WORK INSTRUCTIONS
Check each line of the data for "Interpretation", and copy the ones that have it.

[Website and app data records]
===

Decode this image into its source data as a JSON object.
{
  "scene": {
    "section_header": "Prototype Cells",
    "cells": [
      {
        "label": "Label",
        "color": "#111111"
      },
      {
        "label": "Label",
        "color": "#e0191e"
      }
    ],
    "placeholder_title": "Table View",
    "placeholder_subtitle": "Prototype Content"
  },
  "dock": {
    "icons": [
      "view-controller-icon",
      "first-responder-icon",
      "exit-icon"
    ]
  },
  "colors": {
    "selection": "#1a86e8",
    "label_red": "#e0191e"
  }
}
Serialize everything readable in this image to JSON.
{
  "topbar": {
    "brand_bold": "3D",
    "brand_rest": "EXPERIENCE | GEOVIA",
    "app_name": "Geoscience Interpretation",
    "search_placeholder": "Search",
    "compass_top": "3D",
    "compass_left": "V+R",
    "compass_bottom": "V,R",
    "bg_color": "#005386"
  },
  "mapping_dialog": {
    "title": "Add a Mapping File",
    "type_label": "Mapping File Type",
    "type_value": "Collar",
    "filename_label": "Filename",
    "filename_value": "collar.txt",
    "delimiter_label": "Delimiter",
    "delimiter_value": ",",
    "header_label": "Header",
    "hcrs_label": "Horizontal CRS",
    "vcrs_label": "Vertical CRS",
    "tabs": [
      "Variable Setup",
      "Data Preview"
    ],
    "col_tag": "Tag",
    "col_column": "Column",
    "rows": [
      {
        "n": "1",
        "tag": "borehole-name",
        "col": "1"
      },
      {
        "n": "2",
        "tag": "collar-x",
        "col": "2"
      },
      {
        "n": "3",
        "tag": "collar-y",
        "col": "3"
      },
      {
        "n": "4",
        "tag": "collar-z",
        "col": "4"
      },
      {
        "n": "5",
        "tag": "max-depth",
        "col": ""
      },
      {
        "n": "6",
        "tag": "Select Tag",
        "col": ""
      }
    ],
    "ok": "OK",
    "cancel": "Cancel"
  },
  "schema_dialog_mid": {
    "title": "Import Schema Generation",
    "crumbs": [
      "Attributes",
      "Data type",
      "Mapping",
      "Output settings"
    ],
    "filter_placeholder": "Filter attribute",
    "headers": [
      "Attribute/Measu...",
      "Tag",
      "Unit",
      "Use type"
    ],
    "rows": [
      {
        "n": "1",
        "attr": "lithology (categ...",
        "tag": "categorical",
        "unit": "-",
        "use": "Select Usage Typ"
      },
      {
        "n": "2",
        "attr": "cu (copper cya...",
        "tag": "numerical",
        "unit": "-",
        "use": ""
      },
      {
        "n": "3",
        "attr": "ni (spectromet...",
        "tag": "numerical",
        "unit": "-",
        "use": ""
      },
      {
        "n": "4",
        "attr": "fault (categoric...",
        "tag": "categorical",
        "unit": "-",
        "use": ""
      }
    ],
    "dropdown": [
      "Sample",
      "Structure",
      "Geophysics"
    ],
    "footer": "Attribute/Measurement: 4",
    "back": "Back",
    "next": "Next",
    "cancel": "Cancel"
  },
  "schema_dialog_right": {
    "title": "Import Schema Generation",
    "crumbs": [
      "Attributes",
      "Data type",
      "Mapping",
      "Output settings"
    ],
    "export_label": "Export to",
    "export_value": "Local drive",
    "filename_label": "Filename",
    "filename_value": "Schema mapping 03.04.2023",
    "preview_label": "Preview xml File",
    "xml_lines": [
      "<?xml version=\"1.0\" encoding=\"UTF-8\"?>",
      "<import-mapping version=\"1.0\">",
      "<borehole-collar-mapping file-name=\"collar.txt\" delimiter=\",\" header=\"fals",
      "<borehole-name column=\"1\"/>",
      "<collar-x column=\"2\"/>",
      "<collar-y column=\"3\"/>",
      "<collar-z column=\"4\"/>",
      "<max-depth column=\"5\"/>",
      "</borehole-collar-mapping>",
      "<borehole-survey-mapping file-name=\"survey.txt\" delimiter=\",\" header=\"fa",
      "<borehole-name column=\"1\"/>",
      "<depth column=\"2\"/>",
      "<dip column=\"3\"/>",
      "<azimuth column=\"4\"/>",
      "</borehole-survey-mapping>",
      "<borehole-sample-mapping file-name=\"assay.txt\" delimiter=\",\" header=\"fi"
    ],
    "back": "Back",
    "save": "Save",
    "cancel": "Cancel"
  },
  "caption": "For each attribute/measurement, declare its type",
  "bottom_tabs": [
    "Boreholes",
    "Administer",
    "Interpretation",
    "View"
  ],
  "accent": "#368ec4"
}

===

ANSWER AREA
    "app_name": "Geoscience Interpretation",
    "Interpretation",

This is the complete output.